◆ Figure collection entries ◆
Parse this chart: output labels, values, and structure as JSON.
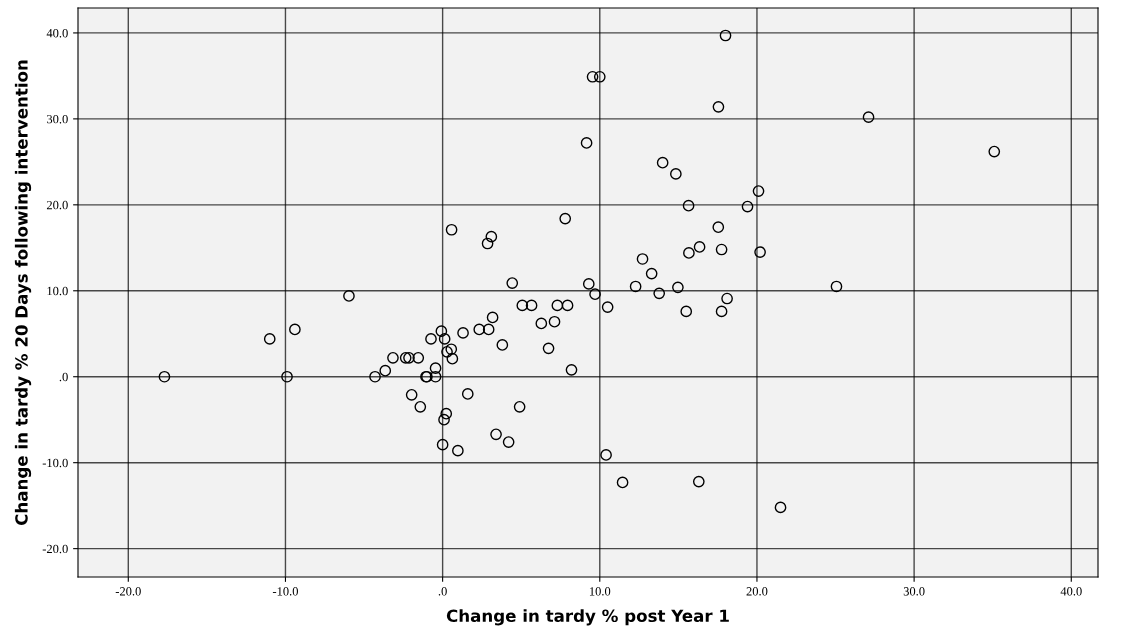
{
  "chart_data": {
    "type": "scatter",
    "xlabel": "Change in tardy % post Year 1",
    "ylabel": "Change in tardy % 20 Days following intervention",
    "x": [
      -17.7,
      -11.0,
      -9.4,
      -9.9,
      -5.96,
      -4.3,
      -3.65,
      -3.16,
      -2.35,
      -2.14,
      -1.55,
      -1.06,
      -1.0,
      -0.45,
      -0.45,
      -0.74,
      0.13,
      -0.08,
      0.55,
      0.28,
      0.62,
      -1.97,
      -1.42,
      0.23,
      0.09,
      0,
      0.97,
      1.3,
      1.6,
      2.33,
      2.93,
      3.18,
      3.4,
      3.8,
      4.2,
      4.43,
      4.9,
      5.07,
      5.66,
      6.28,
      6.74,
      7.12,
      7.3,
      7.95,
      8.2,
      9.3,
      9.7,
      10.4,
      10.5,
      0.57,
      3.1,
      2.86,
      7.8,
      9.16,
      9.54,
      10.0,
      14.0,
      14.84,
      17.55,
      18.0,
      20.1,
      15.65,
      19.4,
      17.54,
      16.35,
      15.67,
      17.75,
      20.2,
      12.72,
      13.3,
      12.28,
      14.97,
      25.06,
      13.78,
      18.1,
      15.5,
      17.75,
      27.1,
      35.1,
      11.45,
      16.3,
      21.5
    ],
    "values": [
      0,
      4.4,
      5.5,
      0,
      9.4,
      0,
      0.7,
      2.2,
      2.2,
      2.2,
      2.2,
      0,
      0,
      0,
      1.0,
      4.4,
      4.4,
      5.3,
      3.2,
      2.9,
      2.1,
      -2.1,
      -3.5,
      -4.3,
      -5.0,
      -7.9,
      -8.6,
      5.1,
      -2.0,
      5.5,
      5.5,
      6.9,
      -6.7,
      3.7,
      -7.6,
      10.9,
      -3.5,
      8.3,
      8.3,
      6.2,
      3.3,
      6.4,
      8.3,
      8.3,
      0.8,
      10.8,
      9.6,
      -9.1,
      8.1,
      17.1,
      16.3,
      15.5,
      18.4,
      27.2,
      34.9,
      34.9,
      24.9,
      23.6,
      31.4,
      39.7,
      21.6,
      19.9,
      19.8,
      17.4,
      15.1,
      14.4,
      14.8,
      14.5,
      13.7,
      12.0,
      10.5,
      10.4,
      10.5,
      9.7,
      9.1,
      7.6,
      7.6,
      30.2,
      26.2,
      -12.3,
      -12.2,
      -15.2
    ],
    "color": "#000000",
    "marker": "circle",
    "grid": true,
    "xlim": [
      -23.2,
      41.7
    ],
    "ylim": [
      -23.3,
      42.9
    ],
    "xticks": [
      {
        "value": -20,
        "label": "-20.0"
      },
      {
        "value": -10,
        "label": "-10.0"
      },
      {
        "value": 0,
        "label": ".0"
      },
      {
        "value": 10,
        "label": "10.0"
      },
      {
        "value": 20,
        "label": "20.0"
      },
      {
        "value": 30,
        "label": "30.0"
      },
      {
        "value": 40,
        "label": "40.0"
      }
    ],
    "yticks": [
      {
        "value": -20,
        "label": "-20.0"
      },
      {
        "value": -10,
        "label": "-10.0"
      },
      {
        "value": 0,
        "label": ".0"
      },
      {
        "value": 10,
        "label": "10.0"
      },
      {
        "value": 20,
        "label": "20.0"
      },
      {
        "value": 30,
        "label": "30.0"
      },
      {
        "value": 40,
        "label": "40.0"
      }
    ]
  }
}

◆ Written task ◆
Copy each line exactly, and leave the pictures out of your copy.

◆ Exercise answer ◆
Parse this chart: output labels, values, and structure as JSON.
{
  "chart_data": {
    "type": "scatter",
    "xlabel": "Change in tardy % post Year 1",
    "ylabel": "Change in tardy % 20 Days following intervention",
    "x": [
      -17.7,
      -11.0,
      -9.4,
      -9.9,
      -5.96,
      -4.3,
      -3.65,
      -3.16,
      -2.35,
      -2.14,
      -1.55,
      -1.06,
      -1.0,
      -0.45,
      -0.45,
      -0.74,
      0.13,
      -0.08,
      0.55,
      0.28,
      0.62,
      -1.97,
      -1.42,
      0.23,
      0.09,
      0,
      0.97,
      1.3,
      1.6,
      2.33,
      2.93,
      3.18,
      3.4,
      3.8,
      4.2,
      4.43,
      4.9,
      5.07,
      5.66,
      6.28,
      6.74,
      7.12,
      7.3,
      7.95,
      8.2,
      9.3,
      9.7,
      10.4,
      10.5,
      0.57,
      3.1,
      2.86,
      7.8,
      9.16,
      9.54,
      10.0,
      14.0,
      14.84,
      17.55,
      18.0,
      20.1,
      15.65,
      19.4,
      17.54,
      16.35,
      15.67,
      17.75,
      20.2,
      12.72,
      13.3,
      12.28,
      14.97,
      25.06,
      13.78,
      18.1,
      15.5,
      17.75,
      27.1,
      35.1,
      11.45,
      16.3,
      21.5
    ],
    "values": [
      0,
      4.4,
      5.5,
      0,
      9.4,
      0,
      0.7,
      2.2,
      2.2,
      2.2,
      2.2,
      0,
      0,
      0,
      1.0,
      4.4,
      4.4,
      5.3,
      3.2,
      2.9,
      2.1,
      -2.1,
      -3.5,
      -4.3,
      -5.0,
      -7.9,
      -8.6,
      5.1,
      -2.0,
      5.5,
      5.5,
      6.9,
      -6.7,
      3.7,
      -7.6,
      10.9,
      -3.5,
      8.3,
      8.3,
      6.2,
      3.3,
      6.4,
      8.3,
      8.3,
      0.8,
      10.8,
      9.6,
      -9.1,
      8.1,
      17.1,
      16.3,
      15.5,
      18.4,
      27.2,
      34.9,
      34.9,
      24.9,
      23.6,
      31.4,
      39.7,
      21.6,
      19.9,
      19.8,
      17.4,
      15.1,
      14.4,
      14.8,
      14.5,
      13.7,
      12.0,
      10.5,
      10.4,
      10.5,
      9.7,
      9.1,
      7.6,
      7.6,
      30.2,
      26.2,
      -12.3,
      -12.2,
      -15.2
    ],
    "color": "#000000",
    "marker": "circle",
    "grid": true,
    "xlim": [
      -23.2,
      41.7
    ],
    "ylim": [
      -23.3,
      42.9
    ],
    "xticks": [
      {
        "value": -20,
        "label": "-20.0"
      },
      {
        "value": -10,
        "label": "-10.0"
      },
      {
        "value": 0,
        "label": ".0"
      },
      {
        "value": 10,
        "label": "10.0"
      },
      {
        "value": 20,
        "label": "20.0"
      },
      {
        "value": 30,
        "label": "30.0"
      },
      {
        "value": 40,
        "label": "40.0"
      }
    ],
    "yticks": [
      {
        "value": -20,
        "label": "-20.0"
      },
      {
        "value": -10,
        "label": "-10.0"
      },
      {
        "value": 0,
        "label": ".0"
      },
      {
        "value": 10,
        "label": "10.0"
      },
      {
        "value": 20,
        "label": "20.0"
      },
      {
        "value": 30,
        "label": "30.0"
      },
      {
        "value": 40,
        "label": "40.0"
      }
    ]
  }
}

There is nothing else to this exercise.